-- start DATA SUPPLIED --
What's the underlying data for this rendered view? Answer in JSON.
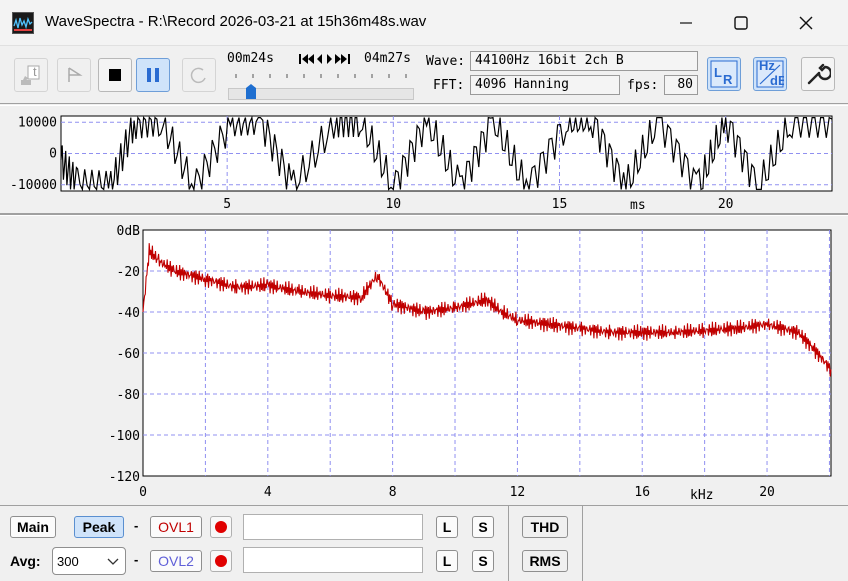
{
  "window": {
    "title": "WaveSpectra - R:\\Record 2026-03-21 at 15h36m48s.wav",
    "controls": {
      "minimize": "minimize-icon",
      "maximize": "maximize-icon",
      "close": "close-icon"
    }
  },
  "toolbar": {
    "position_time": "00m24s",
    "total_time": "04m27s",
    "seek_progress": 0.09,
    "wave_label": "Wave:",
    "wave_value": "44100Hz 16bit 2ch B",
    "fft_label": "FFT:",
    "fft_value": "4096 Hanning",
    "fps_label": "fps:",
    "fps_value": "80",
    "icons": [
      "open-file-icon",
      "play-icon",
      "stop-icon",
      "pause-icon",
      "repeat-icon",
      "lr-channel-icon",
      "hz-db-scale-icon",
      "settings-wrench-icon"
    ],
    "accent": "#2a6bd1"
  },
  "waveform": {
    "y_ticks": [
      "10000",
      "0",
      "-10000"
    ],
    "x_ticks": [
      "5",
      "10",
      "15",
      "20"
    ],
    "x_unit": "ms",
    "color": "#000000"
  },
  "spectrum": {
    "y_ticks": [
      "0dB",
      "-20",
      "-40",
      "-60",
      "-80",
      "-100",
      "-120"
    ],
    "x_ticks": [
      "0",
      "4",
      "8",
      "12",
      "16",
      "20"
    ],
    "x_unit": "kHz",
    "color": "#c00000",
    "grid_color": "#9090f0"
  },
  "chart_data": [
    {
      "type": "line",
      "ylim": [
        -12000,
        12000
      ],
      "xlim": [
        0,
        23.2
      ],
      "x_unit": "ms",
      "grid": true,
      "series": [
        {
          "x": [
            0,
            0.5,
            1.5,
            2.2,
            3,
            4,
            5.1,
            6,
            7,
            8.3,
            9,
            10,
            11,
            12,
            13,
            14,
            15.2,
            16,
            17,
            18,
            19.2,
            20,
            21,
            22,
            23.2
          ],
          "y": [
            -2000,
            -10000,
            -11000,
            10000,
            11000,
            -11000,
            10000,
            11000,
            -11000,
            11000,
            11000,
            -11000,
            11000,
            -11000,
            11000,
            -11000,
            10000,
            11000,
            -11000,
            11000,
            -11000,
            11000,
            -11000,
            11000,
            11000
          ]
        }
      ]
    },
    {
      "type": "line",
      "ylim": [
        -120,
        0
      ],
      "xlim": [
        0,
        22.05
      ],
      "x_unit": "kHz",
      "grid": true,
      "series": [
        {
          "x": [
            0,
            0.2,
            0.5,
            1,
            2,
            3,
            4,
            5,
            6,
            7,
            7.5,
            8,
            9,
            10,
            11,
            11.5,
            12,
            13,
            14,
            15,
            16,
            17,
            18,
            19,
            20,
            21,
            21.5,
            22.05
          ],
          "y": [
            -40,
            -10,
            -15,
            -20,
            -24,
            -28,
            -27,
            -30,
            -32,
            -33,
            -22,
            -36,
            -40,
            -38,
            -34,
            -40,
            -44,
            -46,
            -48,
            -50,
            -50,
            -50,
            -49,
            -48,
            -46,
            -50,
            -58,
            -68
          ]
        }
      ]
    }
  ],
  "bottom": {
    "main_label": "Main",
    "peak_label": "Peak",
    "dash1": "-",
    "dash2": "-",
    "ovl1_label": "OVL1",
    "ovl2_label": "OVL2",
    "avg_label": "Avg:",
    "avg_value": "300",
    "l_label": "L",
    "s_label": "S",
    "thd_label": "THD",
    "rms_label": "RMS"
  }
}
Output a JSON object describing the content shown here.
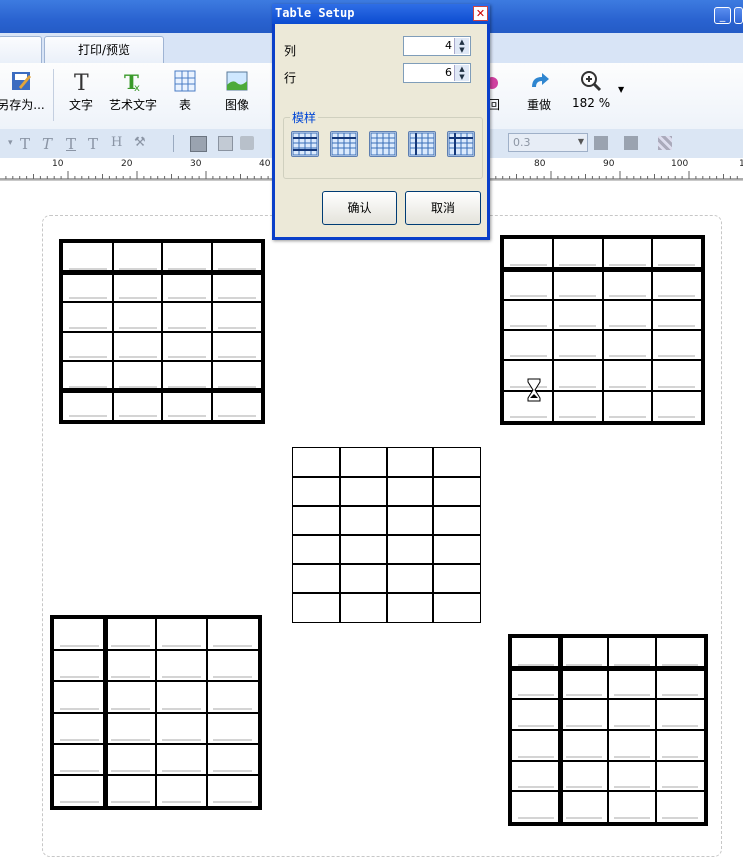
-- end DATA SUPPLIED --
Output the data above without changes, apart from leaving out the pictures.

What's the underlying data for this rendered view? Answer in JSON.
{
  "window": {
    "title": "WaveSpectra - R:\\Record 2026-03-21 at 15h36m48s.wav",
    "controls": {
      "minimize": "minimize-icon",
      "maximize": "maximize-icon",
      "close": "close-icon"
    }
  },
  "toolbar": {
    "position_time": "00m24s",
    "total_time": "04m27s",
    "seek_progress": 0.09,
    "wave_label": "Wave:",
    "wave_value": "44100Hz 16bit 2ch B",
    "fft_label": "FFT:",
    "fft_value": "4096 Hanning",
    "fps_label": "fps:",
    "fps_value": "80",
    "icons": [
      "open-file-icon",
      "play-icon",
      "stop-icon",
      "pause-icon",
      "repeat-icon",
      "lr-channel-icon",
      "hz-db-scale-icon",
      "settings-wrench-icon"
    ],
    "accent": "#2a6bd1"
  },
  "waveform": {
    "y_ticks": [
      "10000",
      "0",
      "-10000"
    ],
    "x_ticks": [
      "5",
      "10",
      "15",
      "20"
    ],
    "x_unit": "ms",
    "color": "#000000"
  },
  "spectrum": {
    "y_ticks": [
      "0dB",
      "-20",
      "-40",
      "-60",
      "-80",
      "-100",
      "-120"
    ],
    "x_ticks": [
      "0",
      "4",
      "8",
      "12",
      "16",
      "20"
    ],
    "x_unit": "kHz",
    "color": "#c00000",
    "grid_color": "#9090f0"
  },
  "chart_data": [
    {
      "type": "line",
      "ylim": [
        -12000,
        12000
      ],
      "xlim": [
        0,
        23.2
      ],
      "x_unit": "ms",
      "grid": true,
      "series": [
        {
          "x": [
            0,
            0.5,
            1.5,
            2.2,
            3,
            4,
            5.1,
            6,
            7,
            8.3,
            9,
            10,
            11,
            12,
            13,
            14,
            15.2,
            16,
            17,
            18,
            19.2,
            20,
            21,
            22,
            23.2
          ],
          "y": [
            -2000,
            -10000,
            -11000,
            10000,
            11000,
            -11000,
            10000,
            11000,
            -11000,
            11000,
            11000,
            -11000,
            11000,
            -11000,
            11000,
            -11000,
            10000,
            11000,
            -11000,
            11000,
            -11000,
            11000,
            -11000,
            11000,
            11000
          ]
        }
      ]
    },
    {
      "type": "line",
      "ylim": [
        -120,
        0
      ],
      "xlim": [
        0,
        22.05
      ],
      "x_unit": "kHz",
      "grid": true,
      "series": [
        {
          "x": [
            0,
            0.2,
            0.5,
            1,
            2,
            3,
            4,
            5,
            6,
            7,
            7.5,
            8,
            9,
            10,
            11,
            11.5,
            12,
            13,
            14,
            15,
            16,
            17,
            18,
            19,
            20,
            21,
            21.5,
            22.05
          ],
          "y": [
            -40,
            -10,
            -15,
            -20,
            -24,
            -28,
            -27,
            -30,
            -32,
            -33,
            -22,
            -36,
            -40,
            -38,
            -34,
            -40,
            -44,
            -46,
            -48,
            -50,
            -50,
            -50,
            -49,
            -48,
            -46,
            -50,
            -58,
            -68
          ]
        }
      ]
    }
  ],
  "bottom": {
    "main_label": "Main",
    "peak_label": "Peak",
    "dash1": "-",
    "dash2": "-",
    "ovl1_label": "OVL1",
    "ovl2_label": "OVL2",
    "avg_label": "Avg:",
    "avg_value": "300",
    "l_label": "L",
    "s_label": "S",
    "thd_label": "THD",
    "rms_label": "RMS"
  }
}
Output a JSON object describing the content shown here.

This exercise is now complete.